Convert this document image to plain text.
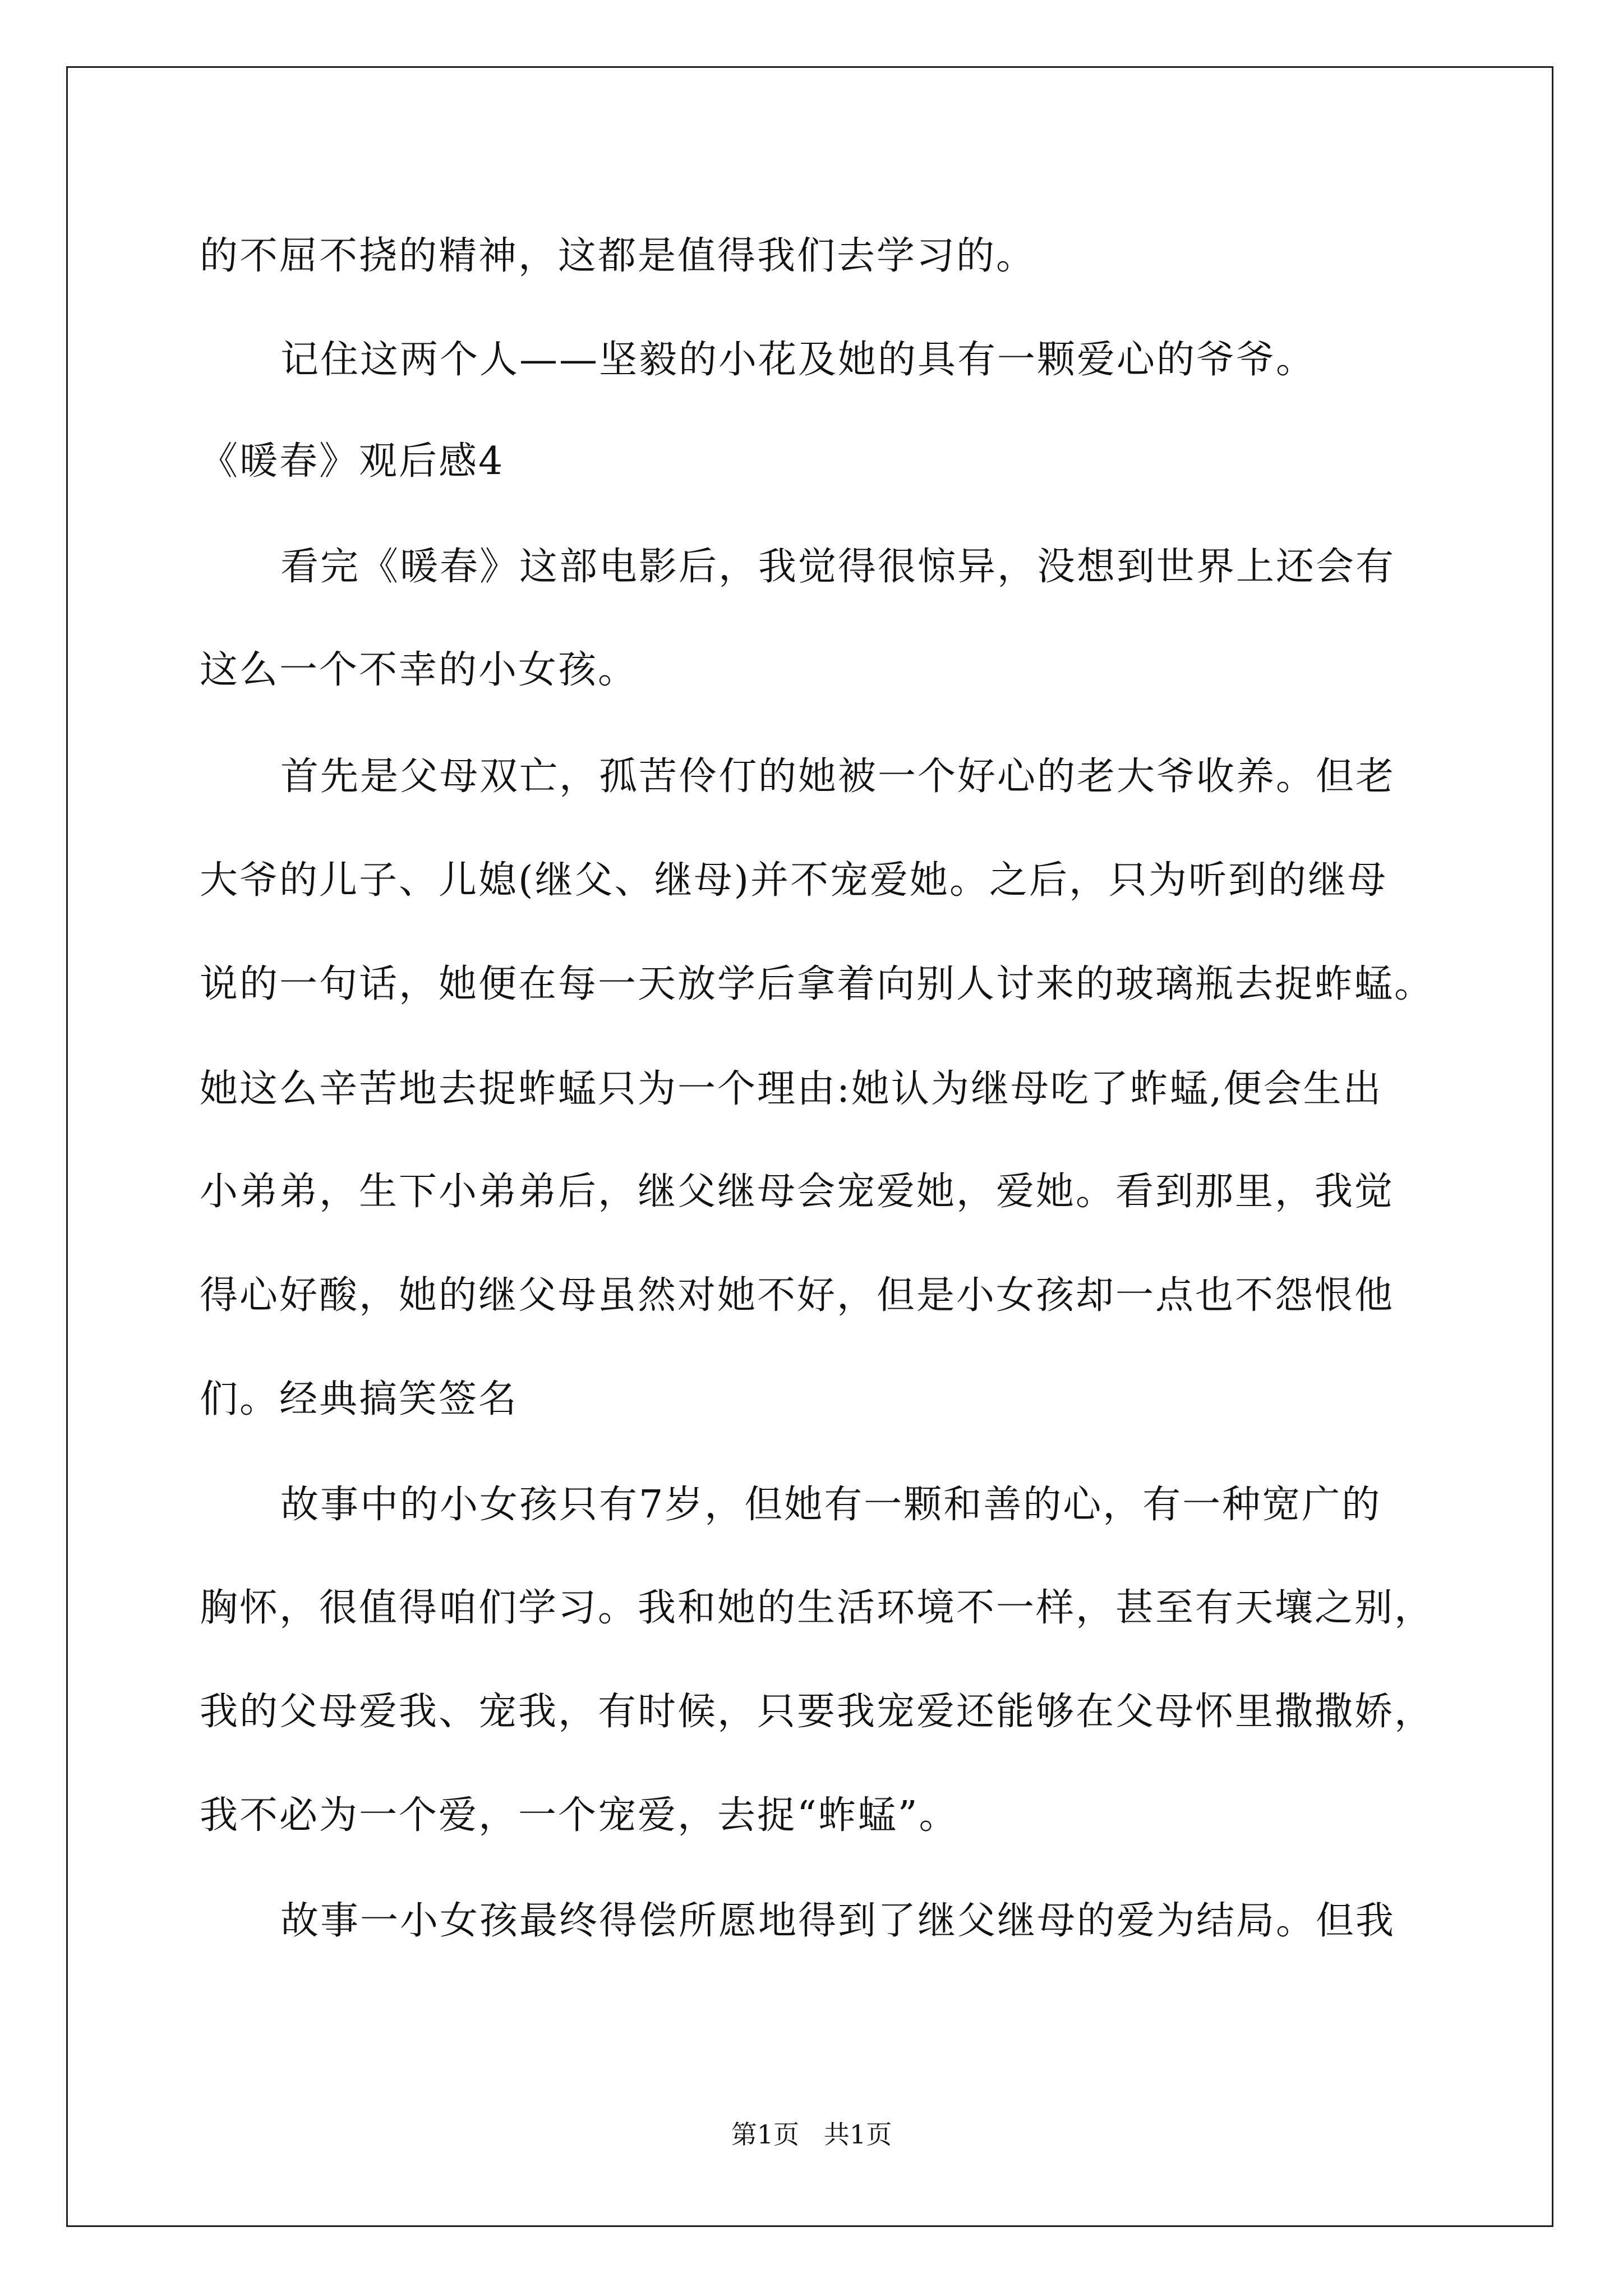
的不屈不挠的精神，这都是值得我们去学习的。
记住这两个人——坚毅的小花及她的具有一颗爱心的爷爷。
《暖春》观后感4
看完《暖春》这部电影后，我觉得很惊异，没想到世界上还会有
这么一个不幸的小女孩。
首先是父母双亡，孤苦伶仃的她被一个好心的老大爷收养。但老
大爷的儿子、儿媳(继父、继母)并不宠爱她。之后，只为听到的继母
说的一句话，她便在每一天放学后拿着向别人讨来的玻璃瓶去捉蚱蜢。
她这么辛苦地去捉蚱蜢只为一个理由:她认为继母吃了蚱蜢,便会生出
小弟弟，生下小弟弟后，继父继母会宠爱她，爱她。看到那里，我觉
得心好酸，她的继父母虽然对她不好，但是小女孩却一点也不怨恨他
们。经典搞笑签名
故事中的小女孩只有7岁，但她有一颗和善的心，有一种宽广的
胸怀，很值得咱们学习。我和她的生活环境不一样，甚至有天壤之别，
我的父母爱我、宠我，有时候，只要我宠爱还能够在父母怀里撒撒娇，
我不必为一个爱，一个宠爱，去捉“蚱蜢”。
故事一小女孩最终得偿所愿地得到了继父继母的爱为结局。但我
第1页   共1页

TASK GOAL
The records above are to be reproduced exactly; the pictures are to be left out.

EXERCISE ANSWER
Convert this document image to plain text.
的不屈不挠的精神，这都是值得我们去学习的。
记住这两个人——坚毅的小花及她的具有一颗爱心的爷爷。
《暖春》观后感4
看完《暖春》这部电影后，我觉得很惊异，没想到世界上还会有
这么一个不幸的小女孩。
首先是父母双亡，孤苦伶仃的她被一个好心的老大爷收养。但老
大爷的儿子、儿媳(继父、继母)并不宠爱她。之后，只为听到的继母
说的一句话，她便在每一天放学后拿着向别人讨来的玻璃瓶去捉蚱蜢。
她这么辛苦地去捉蚱蜢只为一个理由:她认为继母吃了蚱蜢,便会生出
小弟弟，生下小弟弟后，继父继母会宠爱她，爱她。看到那里，我觉
得心好酸，她的继父母虽然对她不好，但是小女孩却一点也不怨恨他
们。经典搞笑签名
故事中的小女孩只有7岁，但她有一颗和善的心，有一种宽广的
胸怀，很值得咱们学习。我和她的生活环境不一样，甚至有天壤之别，
我的父母爱我、宠我，有时候，只要我宠爱还能够在父母怀里撒撒娇，
我不必为一个爱，一个宠爱，去捉“蚱蜢”。
故事一小女孩最终得偿所愿地得到了继父继母的爱为结局。但我
第1页   共1页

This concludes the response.